* _抜粋_:
ジパング1〜3

ジパング(1) (モーニング KC)

ジパング(1) (モーニング KC)

 かわぐちかいじといえば「沈黙の艦隊」をリアルタイムで熱く読んでいたことが懐かしい(1988〜1996)。
 日本が密かに所有していた原子力潜水艦が、核ミサイルを積んだまま独自行動を展開する。最終的には国連軍に所属し、核抑止力によって国家間の争いを鎮め、世界平和を実現させていくという、壮大な話であった。
 このコミックスと小沢一郎日本改造計画」(1993)が類似していることを、ナショナリズム―名著でたどる日本思想入門 (ちくま新書)が紹介している。(戦後、西光万吉も同じような「和栄政策」を提唱していた)
 「沈黙の艦隊」は、1993年のカンボジアからはじまった自衛隊PKO派遣に影響を及ぼした、なんて話もあった。
 「ジパング」の方は、海上自衛隊イージス艦ミッドウェー海戦の只中にタイムスリップするというSF的設定から始まり、第3巻では山本五十六司令長官に撤退を進言してガダルカナルでの日米の戦いを阻止しようとするところで終わる。
 てっきり、あの惨めな敗戦をやり直してアメリカやっつけるという話だと思っていたのだが、読み始めるとそうではないようだ。
 「沈黙の艦隊」のように、圧倒的な力の出現によって、世界平和を過去に実現させてみせようという心づもりか。
 それともやはり歴史は変えられなかったという結末なのか。
 まったく違う世界を見せてくれるのか。
 少なくとも、現在の世界状況を踏まえつつ連載中。なかなか面白そう。

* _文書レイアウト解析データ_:

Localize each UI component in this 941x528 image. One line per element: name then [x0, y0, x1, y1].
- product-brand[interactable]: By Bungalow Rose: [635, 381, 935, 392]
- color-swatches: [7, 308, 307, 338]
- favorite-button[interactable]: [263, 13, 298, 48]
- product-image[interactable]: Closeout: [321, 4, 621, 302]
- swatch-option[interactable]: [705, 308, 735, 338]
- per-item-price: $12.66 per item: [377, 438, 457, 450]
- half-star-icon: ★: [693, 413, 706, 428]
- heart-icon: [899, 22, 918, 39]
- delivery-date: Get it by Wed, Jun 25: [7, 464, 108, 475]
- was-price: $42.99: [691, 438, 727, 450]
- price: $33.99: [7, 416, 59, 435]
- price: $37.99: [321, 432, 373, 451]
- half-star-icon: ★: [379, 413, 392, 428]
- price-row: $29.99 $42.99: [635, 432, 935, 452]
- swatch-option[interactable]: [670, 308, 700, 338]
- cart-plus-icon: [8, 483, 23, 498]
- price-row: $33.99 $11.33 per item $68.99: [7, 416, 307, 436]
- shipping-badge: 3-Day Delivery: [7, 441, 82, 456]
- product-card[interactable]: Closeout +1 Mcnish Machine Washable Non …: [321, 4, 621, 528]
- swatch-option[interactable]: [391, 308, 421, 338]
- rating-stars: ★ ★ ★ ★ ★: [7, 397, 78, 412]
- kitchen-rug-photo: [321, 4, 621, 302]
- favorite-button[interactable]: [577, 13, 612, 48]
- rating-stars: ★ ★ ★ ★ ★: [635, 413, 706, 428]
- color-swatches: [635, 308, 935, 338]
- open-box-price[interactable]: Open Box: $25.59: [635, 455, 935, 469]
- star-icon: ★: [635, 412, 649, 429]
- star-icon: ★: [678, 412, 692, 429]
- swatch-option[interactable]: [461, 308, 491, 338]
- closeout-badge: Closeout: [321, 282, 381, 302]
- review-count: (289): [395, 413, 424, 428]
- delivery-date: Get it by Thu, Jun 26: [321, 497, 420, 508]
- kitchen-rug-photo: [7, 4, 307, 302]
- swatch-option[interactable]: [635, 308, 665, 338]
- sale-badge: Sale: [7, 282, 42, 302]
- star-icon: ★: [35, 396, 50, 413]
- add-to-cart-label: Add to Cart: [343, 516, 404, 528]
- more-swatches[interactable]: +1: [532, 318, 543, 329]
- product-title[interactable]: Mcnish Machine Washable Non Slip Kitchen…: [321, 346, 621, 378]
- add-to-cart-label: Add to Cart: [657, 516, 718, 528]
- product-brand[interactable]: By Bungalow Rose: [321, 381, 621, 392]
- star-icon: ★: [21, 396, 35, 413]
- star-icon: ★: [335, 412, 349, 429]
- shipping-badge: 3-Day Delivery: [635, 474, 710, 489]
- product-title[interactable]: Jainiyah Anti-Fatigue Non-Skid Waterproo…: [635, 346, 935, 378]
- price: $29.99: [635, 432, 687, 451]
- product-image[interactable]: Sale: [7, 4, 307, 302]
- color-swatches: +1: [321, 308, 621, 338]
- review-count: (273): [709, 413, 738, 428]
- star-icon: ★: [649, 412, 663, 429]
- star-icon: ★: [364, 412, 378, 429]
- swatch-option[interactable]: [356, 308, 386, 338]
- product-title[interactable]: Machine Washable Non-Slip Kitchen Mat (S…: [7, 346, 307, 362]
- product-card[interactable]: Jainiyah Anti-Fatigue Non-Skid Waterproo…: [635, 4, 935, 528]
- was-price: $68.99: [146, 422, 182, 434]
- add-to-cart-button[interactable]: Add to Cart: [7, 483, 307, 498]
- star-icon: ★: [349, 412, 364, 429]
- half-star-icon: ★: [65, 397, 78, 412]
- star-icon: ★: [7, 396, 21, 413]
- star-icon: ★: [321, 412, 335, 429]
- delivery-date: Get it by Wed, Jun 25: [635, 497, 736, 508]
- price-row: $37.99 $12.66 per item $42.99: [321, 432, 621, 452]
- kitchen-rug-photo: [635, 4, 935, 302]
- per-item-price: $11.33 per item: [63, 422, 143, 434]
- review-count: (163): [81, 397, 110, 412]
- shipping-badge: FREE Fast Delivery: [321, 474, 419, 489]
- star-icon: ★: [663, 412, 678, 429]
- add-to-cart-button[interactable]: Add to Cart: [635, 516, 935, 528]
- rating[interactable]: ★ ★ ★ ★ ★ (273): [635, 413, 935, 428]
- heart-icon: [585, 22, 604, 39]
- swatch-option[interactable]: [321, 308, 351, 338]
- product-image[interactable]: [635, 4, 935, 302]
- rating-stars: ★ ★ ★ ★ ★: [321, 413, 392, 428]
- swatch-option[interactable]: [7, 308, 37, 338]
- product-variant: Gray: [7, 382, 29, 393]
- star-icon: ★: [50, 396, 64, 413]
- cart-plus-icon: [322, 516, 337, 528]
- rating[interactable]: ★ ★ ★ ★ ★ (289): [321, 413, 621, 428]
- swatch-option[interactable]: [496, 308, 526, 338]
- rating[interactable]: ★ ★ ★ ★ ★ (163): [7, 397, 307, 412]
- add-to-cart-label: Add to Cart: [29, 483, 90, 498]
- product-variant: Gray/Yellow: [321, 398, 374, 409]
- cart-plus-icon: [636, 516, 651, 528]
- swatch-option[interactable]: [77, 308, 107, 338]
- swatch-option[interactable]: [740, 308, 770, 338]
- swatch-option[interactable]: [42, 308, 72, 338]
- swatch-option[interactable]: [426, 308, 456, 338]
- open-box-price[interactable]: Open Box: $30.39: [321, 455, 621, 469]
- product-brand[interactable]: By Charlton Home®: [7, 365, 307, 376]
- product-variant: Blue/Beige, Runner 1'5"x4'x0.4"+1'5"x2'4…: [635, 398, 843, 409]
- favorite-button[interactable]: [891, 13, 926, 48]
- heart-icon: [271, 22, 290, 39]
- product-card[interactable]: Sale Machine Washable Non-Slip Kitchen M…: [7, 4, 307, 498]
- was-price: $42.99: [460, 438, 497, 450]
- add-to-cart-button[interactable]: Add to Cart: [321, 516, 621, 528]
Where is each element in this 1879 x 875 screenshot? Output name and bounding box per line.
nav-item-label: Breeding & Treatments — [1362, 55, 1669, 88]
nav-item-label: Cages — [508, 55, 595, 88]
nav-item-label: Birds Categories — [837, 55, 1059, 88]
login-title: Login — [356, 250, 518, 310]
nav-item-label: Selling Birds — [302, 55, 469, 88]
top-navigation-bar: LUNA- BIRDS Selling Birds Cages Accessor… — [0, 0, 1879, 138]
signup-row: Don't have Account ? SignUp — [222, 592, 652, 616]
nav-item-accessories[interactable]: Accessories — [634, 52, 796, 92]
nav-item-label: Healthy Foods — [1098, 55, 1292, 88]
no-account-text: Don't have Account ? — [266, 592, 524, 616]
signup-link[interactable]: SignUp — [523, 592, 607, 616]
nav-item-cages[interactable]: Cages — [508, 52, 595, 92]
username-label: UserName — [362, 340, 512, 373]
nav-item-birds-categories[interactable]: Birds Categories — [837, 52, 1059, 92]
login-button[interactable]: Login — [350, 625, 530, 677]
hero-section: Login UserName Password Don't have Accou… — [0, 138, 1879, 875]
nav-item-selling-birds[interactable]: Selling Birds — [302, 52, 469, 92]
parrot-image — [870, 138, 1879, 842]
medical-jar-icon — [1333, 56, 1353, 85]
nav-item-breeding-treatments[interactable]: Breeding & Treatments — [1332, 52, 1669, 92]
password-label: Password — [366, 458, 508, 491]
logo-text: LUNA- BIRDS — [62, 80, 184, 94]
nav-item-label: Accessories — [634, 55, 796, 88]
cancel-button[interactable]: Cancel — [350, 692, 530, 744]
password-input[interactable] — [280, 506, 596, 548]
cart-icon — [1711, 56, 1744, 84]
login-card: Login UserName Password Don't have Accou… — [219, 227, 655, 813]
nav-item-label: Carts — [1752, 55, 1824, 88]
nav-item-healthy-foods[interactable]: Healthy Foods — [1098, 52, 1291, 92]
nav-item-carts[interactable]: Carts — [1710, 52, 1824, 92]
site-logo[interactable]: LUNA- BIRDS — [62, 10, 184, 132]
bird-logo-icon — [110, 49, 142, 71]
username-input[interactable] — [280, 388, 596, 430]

* _作業内容_: 「ジパング」を紹介した抜粋から、「てっきり、あの惨めな敗戦をや」で始まり「少なくとも、現在の世界状況を踏まえつつ連載中。なかなか面白そう。」まで続く部分を、一字も変えずに書き写してください。

* _回答欄_:
てっきり、あの惨めな敗戦をやり直してアメリカやっつけるという話だと思っていたのだが、読み始めるとそうではないようだ。
 「沈黙の艦隊」のように、圧倒的な力の出現によって、世界平和を過去に実現させてみせようという心づもりか。
 それともやはり歴史は変えられなかったという結末なのか。
 まったく違う世界を見せてくれるのか。
 少なくとも、現在の世界状況を踏まえつつ連載中。なかなか面白そう。